--- Required work ---
Repeat every one of the rows below word for word, without changing a single character.

(Bounding box annotations)
============================================================

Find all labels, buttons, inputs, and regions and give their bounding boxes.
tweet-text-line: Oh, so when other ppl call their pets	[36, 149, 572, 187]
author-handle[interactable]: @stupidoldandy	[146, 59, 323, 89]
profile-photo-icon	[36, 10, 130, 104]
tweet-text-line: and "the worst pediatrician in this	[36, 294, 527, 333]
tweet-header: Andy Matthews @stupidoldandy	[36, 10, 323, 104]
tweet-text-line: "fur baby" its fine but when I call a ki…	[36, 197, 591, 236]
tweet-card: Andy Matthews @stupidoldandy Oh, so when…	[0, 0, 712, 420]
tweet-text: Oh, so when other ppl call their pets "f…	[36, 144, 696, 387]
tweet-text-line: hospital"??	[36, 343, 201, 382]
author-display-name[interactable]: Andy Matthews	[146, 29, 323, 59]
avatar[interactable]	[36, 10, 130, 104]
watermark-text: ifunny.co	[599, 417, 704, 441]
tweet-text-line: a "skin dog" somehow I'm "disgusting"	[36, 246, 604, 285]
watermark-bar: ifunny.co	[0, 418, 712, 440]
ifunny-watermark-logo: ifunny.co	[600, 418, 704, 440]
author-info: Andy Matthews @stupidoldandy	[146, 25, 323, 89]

============================================================

--- Problem solution ---
Find all labels, buttons, inputs, and regions and give their bounding boxes.
tweet-text-line: Oh, so when other ppl call their pets	[36, 149, 572, 187]
author-handle[interactable]: @stupidoldandy	[146, 59, 323, 89]
profile-photo-icon	[36, 10, 130, 104]
tweet-text-line: and "the worst pediatrician in this	[36, 294, 527, 333]
tweet-header: Andy Matthews @stupidoldandy	[36, 10, 323, 104]
tweet-text-line: "fur baby" its fine but when I call a ki…	[36, 197, 591, 236]
tweet-card: Andy Matthews @stupidoldandy Oh, so when…	[0, 0, 712, 420]
tweet-text: Oh, so when other ppl call their pets "f…	[36, 144, 696, 387]
tweet-text-line: hospital"??	[36, 343, 201, 382]
author-display-name[interactable]: Andy Matthews	[146, 29, 323, 59]
avatar[interactable]	[36, 10, 130, 104]
watermark-text: ifunny.co	[599, 417, 704, 441]
tweet-text-line: a "skin dog" somehow I'm "disgusting"	[36, 246, 604, 285]
watermark-bar: ifunny.co	[0, 418, 712, 440]
ifunny-watermark-logo: ifunny.co	[600, 418, 704, 440]
author-info: Andy Matthews @stupidoldandy	[146, 25, 323, 89]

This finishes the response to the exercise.